What to produce:
Answer the following questions using the passage on genetic variation in Taiwan cow-tail fir.
1. The results of which two data sets are reported?
2. Which environmental variable was most important in explaining outlier genetic variation?
3. What adjusted R2 value is given for slope?

Importance of environmental variables explaining genetic variation and the effect of environment and geography on genetic variation of taiwan cow-tail fir
Because similar results were found for the forward selection and MMRR analyses based on the total and neutral data sets, only the results based on the total and outlier data sets are reported (Tables 4, 5). All environmental variables explained little genetic variation but was significant (F-test) when the total data was used (Table 4). When the outlier data was used in the forward selection, substantial amounts of outlier genetic variation were explained significantly by environmental variables. The most important environmental variables that explained outlier genetic variation were number of rainfall days per year (adjusted R2 = 0.311, F = 28.55, P = 0.001), aspect (adjusted R2 = 0.230, F = 19.18, P = 0.001), and annual mean temperature (adjusted R2 = 0.164, F = 12.95, P = 0.001). Soil pH (adjusted R2 = 0.090, F = 9.99, P = 0.001), annual precipitation (adjusted R2 = 0.070, F = 6.49, P = 0.001), and slope (adjusted R2 = 0.041, F = 4.33, P = 0.001) were also found to significantly explain the outlier genetic variation.
Table 4.

Data shown:
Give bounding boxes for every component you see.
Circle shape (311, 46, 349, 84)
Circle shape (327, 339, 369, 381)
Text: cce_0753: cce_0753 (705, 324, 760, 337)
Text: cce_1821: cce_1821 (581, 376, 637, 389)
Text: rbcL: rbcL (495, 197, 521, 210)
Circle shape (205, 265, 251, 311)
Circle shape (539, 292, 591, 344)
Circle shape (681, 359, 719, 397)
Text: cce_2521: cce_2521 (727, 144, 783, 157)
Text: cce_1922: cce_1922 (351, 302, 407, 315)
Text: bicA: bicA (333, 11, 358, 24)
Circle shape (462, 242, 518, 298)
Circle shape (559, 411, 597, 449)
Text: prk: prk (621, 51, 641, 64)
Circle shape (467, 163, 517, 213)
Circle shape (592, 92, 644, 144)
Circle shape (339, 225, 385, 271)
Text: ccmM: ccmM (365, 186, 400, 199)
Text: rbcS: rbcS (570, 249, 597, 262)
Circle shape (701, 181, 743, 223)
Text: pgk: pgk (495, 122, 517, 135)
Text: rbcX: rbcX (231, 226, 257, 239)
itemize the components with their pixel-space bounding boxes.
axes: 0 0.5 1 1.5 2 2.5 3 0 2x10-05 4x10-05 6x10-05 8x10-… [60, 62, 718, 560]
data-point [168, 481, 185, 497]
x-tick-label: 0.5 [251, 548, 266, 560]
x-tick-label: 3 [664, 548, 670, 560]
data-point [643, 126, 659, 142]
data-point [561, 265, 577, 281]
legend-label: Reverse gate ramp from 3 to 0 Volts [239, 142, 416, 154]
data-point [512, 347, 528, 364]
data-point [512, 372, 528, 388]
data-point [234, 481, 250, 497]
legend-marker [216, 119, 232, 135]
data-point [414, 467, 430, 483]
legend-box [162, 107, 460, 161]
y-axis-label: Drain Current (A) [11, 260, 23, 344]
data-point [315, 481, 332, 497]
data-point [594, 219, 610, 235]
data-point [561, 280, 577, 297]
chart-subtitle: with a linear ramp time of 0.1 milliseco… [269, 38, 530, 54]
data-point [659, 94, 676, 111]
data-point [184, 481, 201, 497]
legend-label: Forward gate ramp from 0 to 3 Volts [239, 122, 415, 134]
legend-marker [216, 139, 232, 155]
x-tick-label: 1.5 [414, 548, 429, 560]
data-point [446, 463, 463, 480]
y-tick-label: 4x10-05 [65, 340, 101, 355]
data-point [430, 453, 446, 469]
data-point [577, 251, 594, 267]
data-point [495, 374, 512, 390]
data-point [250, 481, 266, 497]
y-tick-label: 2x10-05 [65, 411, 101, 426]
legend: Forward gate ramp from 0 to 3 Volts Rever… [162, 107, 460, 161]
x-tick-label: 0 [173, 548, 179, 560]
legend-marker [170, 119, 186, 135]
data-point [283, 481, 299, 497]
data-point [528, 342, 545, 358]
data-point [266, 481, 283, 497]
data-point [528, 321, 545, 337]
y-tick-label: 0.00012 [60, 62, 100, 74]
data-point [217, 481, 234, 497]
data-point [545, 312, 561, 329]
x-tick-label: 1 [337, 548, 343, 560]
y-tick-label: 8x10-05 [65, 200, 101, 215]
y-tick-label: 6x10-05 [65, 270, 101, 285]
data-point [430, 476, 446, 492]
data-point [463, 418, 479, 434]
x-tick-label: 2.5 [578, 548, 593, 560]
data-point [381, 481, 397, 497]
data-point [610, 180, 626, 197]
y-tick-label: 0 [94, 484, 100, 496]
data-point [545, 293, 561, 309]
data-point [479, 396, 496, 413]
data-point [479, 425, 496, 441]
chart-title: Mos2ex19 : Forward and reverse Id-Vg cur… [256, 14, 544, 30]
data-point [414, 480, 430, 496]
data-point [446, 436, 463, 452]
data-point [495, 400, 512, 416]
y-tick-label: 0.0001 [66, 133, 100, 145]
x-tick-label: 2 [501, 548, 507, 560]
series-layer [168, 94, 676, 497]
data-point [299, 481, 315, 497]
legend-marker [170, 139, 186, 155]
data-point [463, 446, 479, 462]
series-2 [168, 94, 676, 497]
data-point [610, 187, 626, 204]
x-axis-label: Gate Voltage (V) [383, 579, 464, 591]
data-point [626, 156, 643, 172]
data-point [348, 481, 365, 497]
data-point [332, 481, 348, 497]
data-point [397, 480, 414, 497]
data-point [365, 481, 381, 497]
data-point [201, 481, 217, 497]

Final answer:
1. The total and outlier data sets.
2. Number of rainfall days per year (adjusted R2 = 0.311).
3. 0.041.